THE REQUEST: Copy everything from the start of the records down to the line containing "x-tick-label: 2025 [762,703,801,719]", substituting "candle-rect" for every occurrence of "candle-body" and leaving all else unchanged.

SUPPLIED MATERIAL:
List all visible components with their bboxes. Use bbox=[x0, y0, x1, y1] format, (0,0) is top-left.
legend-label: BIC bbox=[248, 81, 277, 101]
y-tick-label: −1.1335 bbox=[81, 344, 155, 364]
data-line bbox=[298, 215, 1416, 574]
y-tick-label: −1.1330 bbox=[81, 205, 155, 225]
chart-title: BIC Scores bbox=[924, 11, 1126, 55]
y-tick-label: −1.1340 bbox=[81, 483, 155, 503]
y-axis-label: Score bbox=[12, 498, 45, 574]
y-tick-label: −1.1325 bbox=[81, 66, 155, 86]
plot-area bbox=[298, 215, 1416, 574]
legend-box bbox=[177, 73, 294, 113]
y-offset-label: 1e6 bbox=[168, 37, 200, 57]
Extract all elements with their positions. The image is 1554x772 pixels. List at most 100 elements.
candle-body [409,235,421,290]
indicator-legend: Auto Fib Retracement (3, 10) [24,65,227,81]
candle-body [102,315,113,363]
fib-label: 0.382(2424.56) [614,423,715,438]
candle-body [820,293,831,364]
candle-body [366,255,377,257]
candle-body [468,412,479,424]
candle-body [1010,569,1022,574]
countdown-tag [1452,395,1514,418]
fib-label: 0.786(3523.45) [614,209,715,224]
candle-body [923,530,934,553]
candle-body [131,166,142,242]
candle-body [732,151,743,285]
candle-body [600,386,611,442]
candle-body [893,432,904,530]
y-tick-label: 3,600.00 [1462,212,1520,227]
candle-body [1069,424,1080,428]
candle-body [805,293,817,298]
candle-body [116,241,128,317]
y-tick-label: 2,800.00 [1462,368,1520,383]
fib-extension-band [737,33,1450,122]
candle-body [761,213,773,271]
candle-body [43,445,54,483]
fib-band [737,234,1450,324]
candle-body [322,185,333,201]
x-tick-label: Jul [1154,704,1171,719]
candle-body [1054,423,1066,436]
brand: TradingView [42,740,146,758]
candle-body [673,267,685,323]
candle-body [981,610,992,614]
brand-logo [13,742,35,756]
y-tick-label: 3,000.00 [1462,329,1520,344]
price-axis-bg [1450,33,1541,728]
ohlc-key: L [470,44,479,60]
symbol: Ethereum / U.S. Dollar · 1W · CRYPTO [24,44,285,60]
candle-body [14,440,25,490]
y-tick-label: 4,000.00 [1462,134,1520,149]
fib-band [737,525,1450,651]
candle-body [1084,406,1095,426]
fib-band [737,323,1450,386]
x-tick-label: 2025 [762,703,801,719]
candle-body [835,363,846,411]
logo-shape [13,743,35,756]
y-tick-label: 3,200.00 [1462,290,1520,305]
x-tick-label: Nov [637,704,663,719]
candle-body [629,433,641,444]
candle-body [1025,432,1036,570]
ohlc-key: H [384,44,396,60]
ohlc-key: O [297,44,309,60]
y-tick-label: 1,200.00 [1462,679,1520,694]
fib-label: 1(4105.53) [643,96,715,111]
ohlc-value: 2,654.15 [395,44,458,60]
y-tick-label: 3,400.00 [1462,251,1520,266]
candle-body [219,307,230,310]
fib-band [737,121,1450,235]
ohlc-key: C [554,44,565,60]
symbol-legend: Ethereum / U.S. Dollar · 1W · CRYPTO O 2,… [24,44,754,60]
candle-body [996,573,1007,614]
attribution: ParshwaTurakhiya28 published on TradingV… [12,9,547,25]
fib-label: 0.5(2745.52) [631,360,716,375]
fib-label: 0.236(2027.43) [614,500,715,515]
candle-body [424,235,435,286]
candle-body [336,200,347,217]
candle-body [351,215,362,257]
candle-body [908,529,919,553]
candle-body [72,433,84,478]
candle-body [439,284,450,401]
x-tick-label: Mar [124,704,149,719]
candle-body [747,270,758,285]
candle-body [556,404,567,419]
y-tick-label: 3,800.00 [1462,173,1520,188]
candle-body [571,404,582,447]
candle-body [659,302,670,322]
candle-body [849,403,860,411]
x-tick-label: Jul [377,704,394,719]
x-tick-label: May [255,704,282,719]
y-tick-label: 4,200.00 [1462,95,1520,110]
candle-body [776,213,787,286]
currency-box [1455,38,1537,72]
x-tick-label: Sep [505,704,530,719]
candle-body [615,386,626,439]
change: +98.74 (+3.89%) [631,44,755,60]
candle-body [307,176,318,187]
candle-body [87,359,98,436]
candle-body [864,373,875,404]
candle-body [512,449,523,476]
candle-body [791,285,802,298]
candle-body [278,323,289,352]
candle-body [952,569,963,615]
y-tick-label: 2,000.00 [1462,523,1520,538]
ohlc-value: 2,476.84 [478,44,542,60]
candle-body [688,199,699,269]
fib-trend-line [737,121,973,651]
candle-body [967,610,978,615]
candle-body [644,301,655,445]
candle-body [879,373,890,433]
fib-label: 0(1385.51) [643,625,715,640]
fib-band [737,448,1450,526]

TASK OUTPUT:
List all visible components with their bboxes. Use bbox=[x0, y0, x1, y1] format, (0,0) is top-left.
legend-label: BIC bbox=[248, 81, 277, 101]
y-tick-label: −1.1335 bbox=[81, 344, 155, 364]
data-line bbox=[298, 215, 1416, 574]
y-tick-label: −1.1330 bbox=[81, 205, 155, 225]
chart-title: BIC Scores bbox=[924, 11, 1126, 55]
y-tick-label: −1.1340 bbox=[81, 483, 155, 503]
y-axis-label: Score bbox=[12, 498, 45, 574]
y-tick-label: −1.1325 bbox=[81, 66, 155, 86]
plot-area bbox=[298, 215, 1416, 574]
legend-box bbox=[177, 73, 294, 113]
y-offset-label: 1e6 bbox=[168, 37, 200, 57]
Extract all elements with their positions. The image is 1554x772 pixels. List at most 100 elements.
candle-rect [409,235,421,290]
indicator-legend: Auto Fib Retracement (3, 10) [24,65,227,81]
candle-rect [102,315,113,363]
fib-label: 0.382(2424.56) [614,423,715,438]
candle-rect [820,293,831,364]
candle-rect [366,255,377,257]
candle-rect [468,412,479,424]
candle-rect [1010,569,1022,574]
countdown-tag [1452,395,1514,418]
fib-label: 0.786(3523.45) [614,209,715,224]
candle-rect [923,530,934,553]
candle-rect [131,166,142,242]
candle-rect [732,151,743,285]
candle-rect [600,386,611,442]
candle-rect [893,432,904,530]
y-tick-label: 3,600.00 [1462,212,1520,227]
candle-rect [1069,424,1080,428]
candle-rect [805,293,817,298]
candle-rect [116,241,128,317]
y-tick-label: 2,800.00 [1462,368,1520,383]
fib-extension-band [737,33,1450,122]
candle-rect [761,213,773,271]
candle-rect [43,445,54,483]
fib-band [737,234,1450,324]
candle-rect [322,185,333,201]
x-tick-label: Jul [1154,704,1171,719]
candle-rect [1054,423,1066,436]
brand: TradingView [42,740,146,758]
candle-rect [673,267,685,323]
candle-rect [981,610,992,614]
brand-logo [13,742,35,756]
y-tick-label: 3,000.00 [1462,329,1520,344]
price-axis-bg [1450,33,1541,728]
ohlc-key: L [470,44,479,60]
symbol: Ethereum / U.S. Dollar · 1W · CRYPTO [24,44,285,60]
candle-rect [14,440,25,490]
y-tick-label: 4,000.00 [1462,134,1520,149]
fib-band [737,525,1450,651]
candle-rect [1084,406,1095,426]
fib-band [737,323,1450,386]
x-tick-label: 2025 [762,703,801,719]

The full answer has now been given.